- INFORMATION SHOWN
⁂
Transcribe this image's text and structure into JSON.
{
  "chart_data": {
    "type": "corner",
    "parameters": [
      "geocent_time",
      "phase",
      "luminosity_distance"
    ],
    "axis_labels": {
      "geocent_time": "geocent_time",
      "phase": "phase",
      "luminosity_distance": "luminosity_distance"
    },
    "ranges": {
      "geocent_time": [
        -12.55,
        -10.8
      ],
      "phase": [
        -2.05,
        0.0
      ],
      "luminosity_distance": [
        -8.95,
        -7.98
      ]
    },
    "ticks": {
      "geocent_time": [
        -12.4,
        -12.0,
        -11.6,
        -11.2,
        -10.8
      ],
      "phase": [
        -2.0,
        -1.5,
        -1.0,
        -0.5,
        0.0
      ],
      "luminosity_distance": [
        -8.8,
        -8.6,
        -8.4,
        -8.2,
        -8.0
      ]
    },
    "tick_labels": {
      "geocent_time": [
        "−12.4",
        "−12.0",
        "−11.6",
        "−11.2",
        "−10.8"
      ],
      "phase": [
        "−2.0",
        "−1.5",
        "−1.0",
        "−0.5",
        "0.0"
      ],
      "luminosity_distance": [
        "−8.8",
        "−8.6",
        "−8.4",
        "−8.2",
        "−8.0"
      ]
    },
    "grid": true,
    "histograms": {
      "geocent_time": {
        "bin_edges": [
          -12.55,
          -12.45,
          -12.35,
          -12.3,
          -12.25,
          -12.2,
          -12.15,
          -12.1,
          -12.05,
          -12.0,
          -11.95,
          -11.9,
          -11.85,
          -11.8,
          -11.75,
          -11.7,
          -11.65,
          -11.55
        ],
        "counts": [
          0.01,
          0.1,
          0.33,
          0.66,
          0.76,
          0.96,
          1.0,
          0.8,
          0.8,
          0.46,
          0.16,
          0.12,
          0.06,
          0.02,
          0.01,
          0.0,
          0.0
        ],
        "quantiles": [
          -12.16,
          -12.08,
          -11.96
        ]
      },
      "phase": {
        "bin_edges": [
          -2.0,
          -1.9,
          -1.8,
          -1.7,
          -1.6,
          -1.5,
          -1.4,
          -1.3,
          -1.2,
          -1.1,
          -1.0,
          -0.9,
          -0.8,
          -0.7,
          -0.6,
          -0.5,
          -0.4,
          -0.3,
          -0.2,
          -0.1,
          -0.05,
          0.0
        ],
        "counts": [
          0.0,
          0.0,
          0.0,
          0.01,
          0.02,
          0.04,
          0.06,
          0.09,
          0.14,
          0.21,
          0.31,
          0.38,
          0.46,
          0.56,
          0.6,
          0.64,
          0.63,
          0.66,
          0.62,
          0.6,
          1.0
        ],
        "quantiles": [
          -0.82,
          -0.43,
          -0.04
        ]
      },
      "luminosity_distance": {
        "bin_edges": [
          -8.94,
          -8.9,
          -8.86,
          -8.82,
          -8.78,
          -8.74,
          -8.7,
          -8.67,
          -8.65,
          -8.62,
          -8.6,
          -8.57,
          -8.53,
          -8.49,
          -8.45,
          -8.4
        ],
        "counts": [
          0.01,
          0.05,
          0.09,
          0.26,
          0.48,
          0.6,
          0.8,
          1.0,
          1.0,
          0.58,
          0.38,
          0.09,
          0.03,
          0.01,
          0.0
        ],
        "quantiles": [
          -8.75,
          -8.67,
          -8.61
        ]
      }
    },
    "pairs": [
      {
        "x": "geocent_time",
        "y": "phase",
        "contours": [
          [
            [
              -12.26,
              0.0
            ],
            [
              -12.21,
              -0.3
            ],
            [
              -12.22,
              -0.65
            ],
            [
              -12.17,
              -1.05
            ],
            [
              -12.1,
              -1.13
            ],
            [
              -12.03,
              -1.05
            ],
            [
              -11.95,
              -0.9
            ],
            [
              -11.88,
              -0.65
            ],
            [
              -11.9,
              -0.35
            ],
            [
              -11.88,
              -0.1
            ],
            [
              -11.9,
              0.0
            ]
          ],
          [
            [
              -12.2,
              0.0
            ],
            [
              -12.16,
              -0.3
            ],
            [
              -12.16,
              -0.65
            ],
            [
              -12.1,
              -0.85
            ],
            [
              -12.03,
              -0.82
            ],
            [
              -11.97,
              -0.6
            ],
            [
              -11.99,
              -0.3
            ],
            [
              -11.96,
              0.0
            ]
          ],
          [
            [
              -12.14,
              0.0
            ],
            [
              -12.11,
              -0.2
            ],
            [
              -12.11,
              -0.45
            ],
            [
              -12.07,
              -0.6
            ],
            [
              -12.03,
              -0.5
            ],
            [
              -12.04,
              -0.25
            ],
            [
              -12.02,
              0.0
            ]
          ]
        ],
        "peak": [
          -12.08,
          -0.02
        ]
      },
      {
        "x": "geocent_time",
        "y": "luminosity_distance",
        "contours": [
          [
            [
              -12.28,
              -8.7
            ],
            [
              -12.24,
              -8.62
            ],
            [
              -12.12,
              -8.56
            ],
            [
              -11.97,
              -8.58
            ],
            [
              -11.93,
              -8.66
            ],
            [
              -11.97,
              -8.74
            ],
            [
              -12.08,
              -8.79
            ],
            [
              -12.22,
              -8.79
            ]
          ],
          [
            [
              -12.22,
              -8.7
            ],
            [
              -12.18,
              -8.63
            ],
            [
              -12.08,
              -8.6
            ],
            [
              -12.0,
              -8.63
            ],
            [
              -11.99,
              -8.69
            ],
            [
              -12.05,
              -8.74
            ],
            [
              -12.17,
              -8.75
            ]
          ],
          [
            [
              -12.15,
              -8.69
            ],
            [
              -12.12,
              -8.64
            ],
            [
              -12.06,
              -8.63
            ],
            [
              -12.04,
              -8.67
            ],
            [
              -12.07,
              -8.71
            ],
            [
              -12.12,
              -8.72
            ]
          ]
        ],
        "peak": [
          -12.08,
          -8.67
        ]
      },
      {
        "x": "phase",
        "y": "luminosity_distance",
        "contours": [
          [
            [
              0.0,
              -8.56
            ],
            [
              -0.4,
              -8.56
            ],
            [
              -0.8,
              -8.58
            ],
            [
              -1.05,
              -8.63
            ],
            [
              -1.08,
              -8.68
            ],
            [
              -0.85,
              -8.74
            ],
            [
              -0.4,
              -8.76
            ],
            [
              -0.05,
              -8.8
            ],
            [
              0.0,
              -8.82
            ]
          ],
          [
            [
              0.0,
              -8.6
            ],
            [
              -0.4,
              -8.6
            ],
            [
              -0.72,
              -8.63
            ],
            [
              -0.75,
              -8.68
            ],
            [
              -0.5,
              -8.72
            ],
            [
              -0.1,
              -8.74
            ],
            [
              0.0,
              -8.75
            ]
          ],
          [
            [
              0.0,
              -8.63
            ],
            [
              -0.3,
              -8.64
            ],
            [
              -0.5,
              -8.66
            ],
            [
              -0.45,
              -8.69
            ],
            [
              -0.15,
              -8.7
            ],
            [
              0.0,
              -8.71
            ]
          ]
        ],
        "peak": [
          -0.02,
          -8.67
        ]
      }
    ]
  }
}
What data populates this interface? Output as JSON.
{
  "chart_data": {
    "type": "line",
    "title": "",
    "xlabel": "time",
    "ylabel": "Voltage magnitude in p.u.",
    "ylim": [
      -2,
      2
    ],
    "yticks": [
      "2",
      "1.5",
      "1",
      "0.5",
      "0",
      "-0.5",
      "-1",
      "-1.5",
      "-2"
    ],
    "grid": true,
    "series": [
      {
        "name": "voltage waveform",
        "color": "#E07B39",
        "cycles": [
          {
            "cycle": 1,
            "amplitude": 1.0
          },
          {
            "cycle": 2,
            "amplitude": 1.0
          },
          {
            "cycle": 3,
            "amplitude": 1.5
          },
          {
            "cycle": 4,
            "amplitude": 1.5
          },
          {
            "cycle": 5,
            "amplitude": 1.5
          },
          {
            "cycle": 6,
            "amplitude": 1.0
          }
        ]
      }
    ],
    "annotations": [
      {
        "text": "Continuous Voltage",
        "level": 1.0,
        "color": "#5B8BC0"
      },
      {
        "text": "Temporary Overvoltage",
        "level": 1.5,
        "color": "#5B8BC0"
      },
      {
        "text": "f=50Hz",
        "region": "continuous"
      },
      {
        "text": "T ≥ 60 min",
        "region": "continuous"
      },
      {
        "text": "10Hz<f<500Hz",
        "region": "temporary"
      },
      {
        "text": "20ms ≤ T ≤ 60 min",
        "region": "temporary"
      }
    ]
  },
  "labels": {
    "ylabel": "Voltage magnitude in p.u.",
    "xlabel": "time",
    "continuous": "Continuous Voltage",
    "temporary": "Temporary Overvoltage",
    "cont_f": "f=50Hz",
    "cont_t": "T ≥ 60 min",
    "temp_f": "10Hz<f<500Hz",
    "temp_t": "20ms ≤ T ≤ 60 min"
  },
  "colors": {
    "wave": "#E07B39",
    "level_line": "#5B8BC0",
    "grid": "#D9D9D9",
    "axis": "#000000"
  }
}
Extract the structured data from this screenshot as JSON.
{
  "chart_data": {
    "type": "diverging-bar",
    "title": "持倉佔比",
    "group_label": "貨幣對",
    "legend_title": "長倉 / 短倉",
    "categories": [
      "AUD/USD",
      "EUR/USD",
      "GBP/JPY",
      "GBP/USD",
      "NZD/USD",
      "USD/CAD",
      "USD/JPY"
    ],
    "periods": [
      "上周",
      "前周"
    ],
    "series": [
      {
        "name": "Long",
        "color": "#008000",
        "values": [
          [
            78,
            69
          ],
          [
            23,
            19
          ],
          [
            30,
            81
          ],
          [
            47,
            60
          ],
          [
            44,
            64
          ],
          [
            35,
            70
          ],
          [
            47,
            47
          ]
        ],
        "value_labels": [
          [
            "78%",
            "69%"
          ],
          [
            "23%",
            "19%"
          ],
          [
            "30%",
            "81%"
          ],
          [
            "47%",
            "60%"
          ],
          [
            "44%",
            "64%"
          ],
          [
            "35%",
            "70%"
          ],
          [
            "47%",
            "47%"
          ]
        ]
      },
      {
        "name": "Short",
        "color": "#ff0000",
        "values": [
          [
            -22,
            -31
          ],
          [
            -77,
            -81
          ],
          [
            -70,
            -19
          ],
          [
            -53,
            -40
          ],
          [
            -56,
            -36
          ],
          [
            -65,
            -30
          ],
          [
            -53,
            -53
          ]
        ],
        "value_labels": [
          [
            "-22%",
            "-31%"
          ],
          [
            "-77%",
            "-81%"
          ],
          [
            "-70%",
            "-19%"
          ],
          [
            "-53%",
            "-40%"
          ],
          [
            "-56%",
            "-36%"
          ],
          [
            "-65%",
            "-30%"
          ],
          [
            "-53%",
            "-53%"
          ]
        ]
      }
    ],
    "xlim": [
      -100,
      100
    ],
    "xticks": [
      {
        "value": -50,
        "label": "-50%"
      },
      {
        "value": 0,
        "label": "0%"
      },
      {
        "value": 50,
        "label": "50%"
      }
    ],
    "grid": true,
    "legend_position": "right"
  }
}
⁂
- SET EXERCISE
What is the number of lines in the listing that include the word "this"? Give that number and nothing else.

- REPLY
3